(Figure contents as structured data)
--

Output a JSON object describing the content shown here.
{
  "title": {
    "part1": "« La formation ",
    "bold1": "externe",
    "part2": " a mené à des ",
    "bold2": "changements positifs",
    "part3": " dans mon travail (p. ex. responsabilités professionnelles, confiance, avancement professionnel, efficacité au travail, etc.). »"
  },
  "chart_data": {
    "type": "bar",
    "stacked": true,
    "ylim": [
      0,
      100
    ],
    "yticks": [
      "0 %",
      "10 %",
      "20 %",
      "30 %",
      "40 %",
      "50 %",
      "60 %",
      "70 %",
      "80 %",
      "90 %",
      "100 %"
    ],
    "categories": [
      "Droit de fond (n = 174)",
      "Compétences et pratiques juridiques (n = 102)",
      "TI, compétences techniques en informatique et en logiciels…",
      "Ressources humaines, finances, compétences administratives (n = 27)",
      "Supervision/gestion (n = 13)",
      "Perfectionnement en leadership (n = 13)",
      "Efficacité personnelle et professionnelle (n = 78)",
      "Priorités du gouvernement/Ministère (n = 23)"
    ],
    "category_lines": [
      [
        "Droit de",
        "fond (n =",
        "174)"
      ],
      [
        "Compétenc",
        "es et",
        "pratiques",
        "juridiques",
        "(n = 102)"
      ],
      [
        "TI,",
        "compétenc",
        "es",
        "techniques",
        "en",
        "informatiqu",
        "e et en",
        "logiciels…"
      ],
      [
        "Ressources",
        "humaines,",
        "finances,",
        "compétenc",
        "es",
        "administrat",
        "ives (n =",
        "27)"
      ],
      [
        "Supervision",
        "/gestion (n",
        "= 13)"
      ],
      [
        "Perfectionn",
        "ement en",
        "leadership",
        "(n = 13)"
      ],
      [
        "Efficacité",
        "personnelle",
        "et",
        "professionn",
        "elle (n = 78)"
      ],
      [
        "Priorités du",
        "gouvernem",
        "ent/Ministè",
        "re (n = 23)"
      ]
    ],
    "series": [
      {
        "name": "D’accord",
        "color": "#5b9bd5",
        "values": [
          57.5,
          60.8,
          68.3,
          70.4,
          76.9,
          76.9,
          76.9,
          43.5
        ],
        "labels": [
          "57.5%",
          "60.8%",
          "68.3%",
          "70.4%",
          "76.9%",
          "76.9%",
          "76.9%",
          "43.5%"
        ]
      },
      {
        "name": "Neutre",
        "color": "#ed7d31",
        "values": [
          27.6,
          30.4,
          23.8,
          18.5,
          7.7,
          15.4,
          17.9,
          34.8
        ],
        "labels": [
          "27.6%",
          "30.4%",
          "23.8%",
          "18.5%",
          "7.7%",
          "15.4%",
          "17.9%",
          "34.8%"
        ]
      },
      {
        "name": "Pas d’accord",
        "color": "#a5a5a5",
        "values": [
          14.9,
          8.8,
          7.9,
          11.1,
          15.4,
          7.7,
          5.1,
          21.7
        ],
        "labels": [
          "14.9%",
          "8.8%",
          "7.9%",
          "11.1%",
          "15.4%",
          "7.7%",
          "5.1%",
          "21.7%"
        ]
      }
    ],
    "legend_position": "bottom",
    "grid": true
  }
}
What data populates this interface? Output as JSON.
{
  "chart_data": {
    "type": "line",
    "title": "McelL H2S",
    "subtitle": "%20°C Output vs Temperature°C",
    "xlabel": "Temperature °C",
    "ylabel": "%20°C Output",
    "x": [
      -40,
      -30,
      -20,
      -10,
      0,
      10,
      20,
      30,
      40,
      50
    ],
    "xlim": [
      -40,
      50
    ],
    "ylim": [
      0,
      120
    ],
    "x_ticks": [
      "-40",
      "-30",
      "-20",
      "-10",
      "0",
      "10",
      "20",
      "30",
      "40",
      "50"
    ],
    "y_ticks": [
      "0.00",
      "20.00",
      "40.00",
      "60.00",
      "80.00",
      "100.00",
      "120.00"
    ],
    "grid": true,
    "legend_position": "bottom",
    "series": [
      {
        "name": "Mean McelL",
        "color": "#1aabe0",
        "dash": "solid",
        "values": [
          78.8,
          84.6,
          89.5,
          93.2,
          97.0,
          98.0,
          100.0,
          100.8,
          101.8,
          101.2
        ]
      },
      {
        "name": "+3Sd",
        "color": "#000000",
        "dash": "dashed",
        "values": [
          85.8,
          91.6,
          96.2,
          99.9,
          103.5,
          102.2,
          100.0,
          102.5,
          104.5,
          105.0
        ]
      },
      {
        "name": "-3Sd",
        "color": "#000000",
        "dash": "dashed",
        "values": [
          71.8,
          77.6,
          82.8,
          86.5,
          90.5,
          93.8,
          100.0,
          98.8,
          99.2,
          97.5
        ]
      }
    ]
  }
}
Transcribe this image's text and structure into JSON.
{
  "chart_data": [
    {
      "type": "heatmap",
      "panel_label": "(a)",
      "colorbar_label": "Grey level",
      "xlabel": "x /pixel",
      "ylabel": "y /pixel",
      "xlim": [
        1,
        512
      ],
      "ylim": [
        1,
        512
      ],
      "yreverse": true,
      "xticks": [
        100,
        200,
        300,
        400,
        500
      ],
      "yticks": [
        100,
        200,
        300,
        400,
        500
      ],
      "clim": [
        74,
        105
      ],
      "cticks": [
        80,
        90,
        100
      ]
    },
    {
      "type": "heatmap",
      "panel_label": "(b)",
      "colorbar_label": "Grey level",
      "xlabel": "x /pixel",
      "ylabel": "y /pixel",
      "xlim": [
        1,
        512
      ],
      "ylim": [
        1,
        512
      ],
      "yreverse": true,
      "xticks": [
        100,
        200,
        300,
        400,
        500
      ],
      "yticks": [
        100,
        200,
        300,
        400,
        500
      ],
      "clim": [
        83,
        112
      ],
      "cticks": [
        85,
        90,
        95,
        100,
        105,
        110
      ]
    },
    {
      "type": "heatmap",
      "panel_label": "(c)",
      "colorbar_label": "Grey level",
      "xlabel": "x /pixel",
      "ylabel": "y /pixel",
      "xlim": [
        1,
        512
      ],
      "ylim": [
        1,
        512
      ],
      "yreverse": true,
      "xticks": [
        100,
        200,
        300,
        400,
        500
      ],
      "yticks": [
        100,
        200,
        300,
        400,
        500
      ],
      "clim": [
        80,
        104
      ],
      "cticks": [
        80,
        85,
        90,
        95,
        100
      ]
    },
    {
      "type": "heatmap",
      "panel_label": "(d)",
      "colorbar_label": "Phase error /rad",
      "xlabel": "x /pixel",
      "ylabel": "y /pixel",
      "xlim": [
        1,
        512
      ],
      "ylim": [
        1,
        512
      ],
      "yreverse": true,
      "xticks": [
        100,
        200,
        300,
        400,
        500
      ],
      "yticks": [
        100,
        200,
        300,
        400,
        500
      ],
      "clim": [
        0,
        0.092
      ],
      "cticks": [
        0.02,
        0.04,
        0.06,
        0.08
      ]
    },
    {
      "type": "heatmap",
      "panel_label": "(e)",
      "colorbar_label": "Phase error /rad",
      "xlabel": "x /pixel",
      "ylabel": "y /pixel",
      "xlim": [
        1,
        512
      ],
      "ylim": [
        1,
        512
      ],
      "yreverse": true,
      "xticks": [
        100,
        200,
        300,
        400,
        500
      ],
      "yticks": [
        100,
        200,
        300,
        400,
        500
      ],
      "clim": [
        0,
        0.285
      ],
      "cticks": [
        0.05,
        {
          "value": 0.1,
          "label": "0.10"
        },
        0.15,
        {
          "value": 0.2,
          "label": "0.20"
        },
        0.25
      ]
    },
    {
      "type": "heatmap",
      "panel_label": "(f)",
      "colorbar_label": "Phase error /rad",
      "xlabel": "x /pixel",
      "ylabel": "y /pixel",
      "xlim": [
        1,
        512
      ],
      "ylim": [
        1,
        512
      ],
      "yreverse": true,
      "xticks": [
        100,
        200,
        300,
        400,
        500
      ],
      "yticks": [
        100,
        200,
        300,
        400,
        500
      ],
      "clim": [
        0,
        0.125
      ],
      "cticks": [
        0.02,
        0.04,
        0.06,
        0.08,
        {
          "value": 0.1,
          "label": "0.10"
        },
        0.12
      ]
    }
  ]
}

--

**WRITTEN INSTRUCTION:** Write down the number of lines where the word "pratiques" appears, and nothing further.

**RESULT FOR THIS EXERCISE:** 2